• **Goal of the exercise**: Pick out the lines below that include the string "page".

[Start]

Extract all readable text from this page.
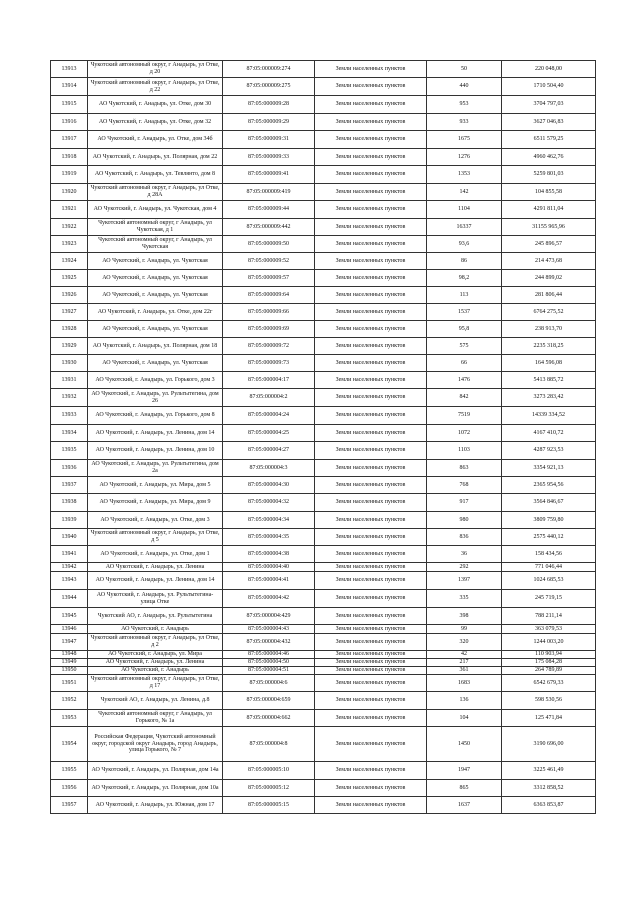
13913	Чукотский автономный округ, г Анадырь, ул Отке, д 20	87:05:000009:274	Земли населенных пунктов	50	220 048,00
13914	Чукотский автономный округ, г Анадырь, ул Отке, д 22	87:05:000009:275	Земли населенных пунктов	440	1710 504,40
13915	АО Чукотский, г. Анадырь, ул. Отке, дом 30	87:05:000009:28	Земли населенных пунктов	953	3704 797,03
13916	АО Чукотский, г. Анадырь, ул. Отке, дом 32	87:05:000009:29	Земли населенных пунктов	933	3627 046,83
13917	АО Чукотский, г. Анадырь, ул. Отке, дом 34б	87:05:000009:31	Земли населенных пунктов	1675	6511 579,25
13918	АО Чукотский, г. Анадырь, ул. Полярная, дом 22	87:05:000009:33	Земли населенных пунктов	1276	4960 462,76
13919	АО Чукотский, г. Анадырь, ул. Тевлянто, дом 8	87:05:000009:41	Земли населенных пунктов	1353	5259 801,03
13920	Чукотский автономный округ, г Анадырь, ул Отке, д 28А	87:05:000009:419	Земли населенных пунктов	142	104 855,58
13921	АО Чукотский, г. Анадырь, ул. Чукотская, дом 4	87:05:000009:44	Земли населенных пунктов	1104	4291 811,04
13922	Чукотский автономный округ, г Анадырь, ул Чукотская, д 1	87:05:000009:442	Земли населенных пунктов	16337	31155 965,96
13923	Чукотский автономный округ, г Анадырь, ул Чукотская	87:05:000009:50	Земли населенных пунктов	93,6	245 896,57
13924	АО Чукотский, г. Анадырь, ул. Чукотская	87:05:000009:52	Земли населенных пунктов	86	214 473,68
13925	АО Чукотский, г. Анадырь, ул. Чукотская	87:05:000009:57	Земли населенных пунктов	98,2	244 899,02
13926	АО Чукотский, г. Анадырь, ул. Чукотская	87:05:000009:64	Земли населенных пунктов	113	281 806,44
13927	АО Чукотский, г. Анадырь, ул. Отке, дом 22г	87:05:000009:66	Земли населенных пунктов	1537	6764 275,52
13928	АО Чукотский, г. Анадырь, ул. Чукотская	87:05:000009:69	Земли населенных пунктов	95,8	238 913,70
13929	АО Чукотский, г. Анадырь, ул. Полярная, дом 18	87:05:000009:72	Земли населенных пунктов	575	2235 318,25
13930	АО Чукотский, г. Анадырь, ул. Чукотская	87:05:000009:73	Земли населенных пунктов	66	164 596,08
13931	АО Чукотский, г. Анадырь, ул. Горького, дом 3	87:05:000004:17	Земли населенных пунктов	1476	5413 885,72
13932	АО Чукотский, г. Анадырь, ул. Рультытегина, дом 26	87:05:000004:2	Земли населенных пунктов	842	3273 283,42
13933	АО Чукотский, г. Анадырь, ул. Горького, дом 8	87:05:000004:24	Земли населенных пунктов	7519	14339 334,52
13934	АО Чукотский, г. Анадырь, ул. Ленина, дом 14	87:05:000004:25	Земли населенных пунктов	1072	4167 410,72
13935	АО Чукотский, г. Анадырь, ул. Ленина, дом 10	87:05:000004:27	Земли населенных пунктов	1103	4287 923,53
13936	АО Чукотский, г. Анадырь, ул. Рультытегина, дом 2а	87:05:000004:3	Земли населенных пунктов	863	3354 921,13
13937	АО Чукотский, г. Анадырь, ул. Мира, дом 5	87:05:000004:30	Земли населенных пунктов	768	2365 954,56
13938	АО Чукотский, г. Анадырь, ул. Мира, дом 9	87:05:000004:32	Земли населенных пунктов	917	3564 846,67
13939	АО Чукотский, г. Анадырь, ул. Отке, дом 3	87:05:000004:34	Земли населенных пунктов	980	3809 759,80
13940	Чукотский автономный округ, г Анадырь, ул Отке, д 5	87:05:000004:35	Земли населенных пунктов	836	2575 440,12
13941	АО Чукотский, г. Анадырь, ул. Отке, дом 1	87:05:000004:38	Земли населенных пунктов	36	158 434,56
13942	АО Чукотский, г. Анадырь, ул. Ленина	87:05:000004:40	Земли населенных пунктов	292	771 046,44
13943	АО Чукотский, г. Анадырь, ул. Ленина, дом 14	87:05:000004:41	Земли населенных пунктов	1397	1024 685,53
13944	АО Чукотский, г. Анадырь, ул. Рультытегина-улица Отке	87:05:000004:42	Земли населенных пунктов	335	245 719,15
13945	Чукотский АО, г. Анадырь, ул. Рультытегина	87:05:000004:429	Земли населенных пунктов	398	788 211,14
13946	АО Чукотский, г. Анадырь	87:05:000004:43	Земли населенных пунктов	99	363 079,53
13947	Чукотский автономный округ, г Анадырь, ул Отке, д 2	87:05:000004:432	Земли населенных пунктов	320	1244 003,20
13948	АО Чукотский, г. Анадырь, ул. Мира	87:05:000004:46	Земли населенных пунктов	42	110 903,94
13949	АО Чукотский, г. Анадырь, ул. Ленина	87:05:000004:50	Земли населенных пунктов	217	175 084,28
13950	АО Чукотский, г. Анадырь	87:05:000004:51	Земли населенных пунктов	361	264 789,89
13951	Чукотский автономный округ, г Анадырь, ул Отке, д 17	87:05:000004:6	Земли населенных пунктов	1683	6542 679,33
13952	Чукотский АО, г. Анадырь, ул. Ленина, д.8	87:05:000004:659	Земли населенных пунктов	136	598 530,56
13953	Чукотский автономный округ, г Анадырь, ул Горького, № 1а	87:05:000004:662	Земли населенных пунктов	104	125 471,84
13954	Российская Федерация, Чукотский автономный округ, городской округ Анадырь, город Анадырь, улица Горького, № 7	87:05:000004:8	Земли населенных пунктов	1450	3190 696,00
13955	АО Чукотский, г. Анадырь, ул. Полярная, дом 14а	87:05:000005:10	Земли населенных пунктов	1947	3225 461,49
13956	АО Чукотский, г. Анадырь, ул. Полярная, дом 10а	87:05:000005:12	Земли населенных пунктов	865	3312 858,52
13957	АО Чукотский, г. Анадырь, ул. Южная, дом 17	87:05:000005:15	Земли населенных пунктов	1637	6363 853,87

[End]
[Start]

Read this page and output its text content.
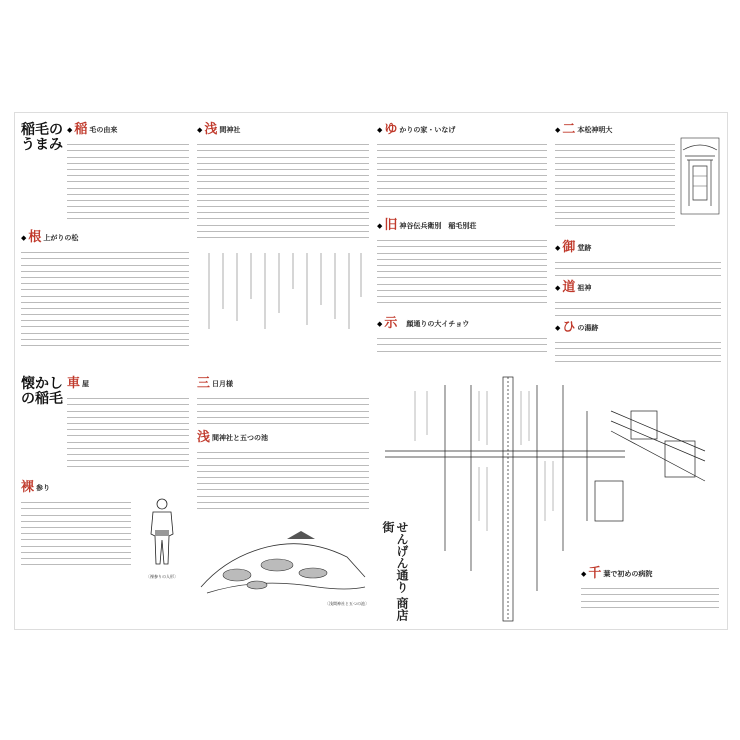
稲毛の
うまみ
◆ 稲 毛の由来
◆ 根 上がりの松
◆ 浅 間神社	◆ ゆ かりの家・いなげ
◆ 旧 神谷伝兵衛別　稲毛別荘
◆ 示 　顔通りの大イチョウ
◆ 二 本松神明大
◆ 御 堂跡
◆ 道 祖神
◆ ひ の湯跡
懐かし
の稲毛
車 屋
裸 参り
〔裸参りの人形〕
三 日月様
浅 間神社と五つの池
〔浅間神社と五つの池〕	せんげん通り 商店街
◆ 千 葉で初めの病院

[End]

• **Right answer**:
Extract all readable text from this page.
Read this page and output its text content.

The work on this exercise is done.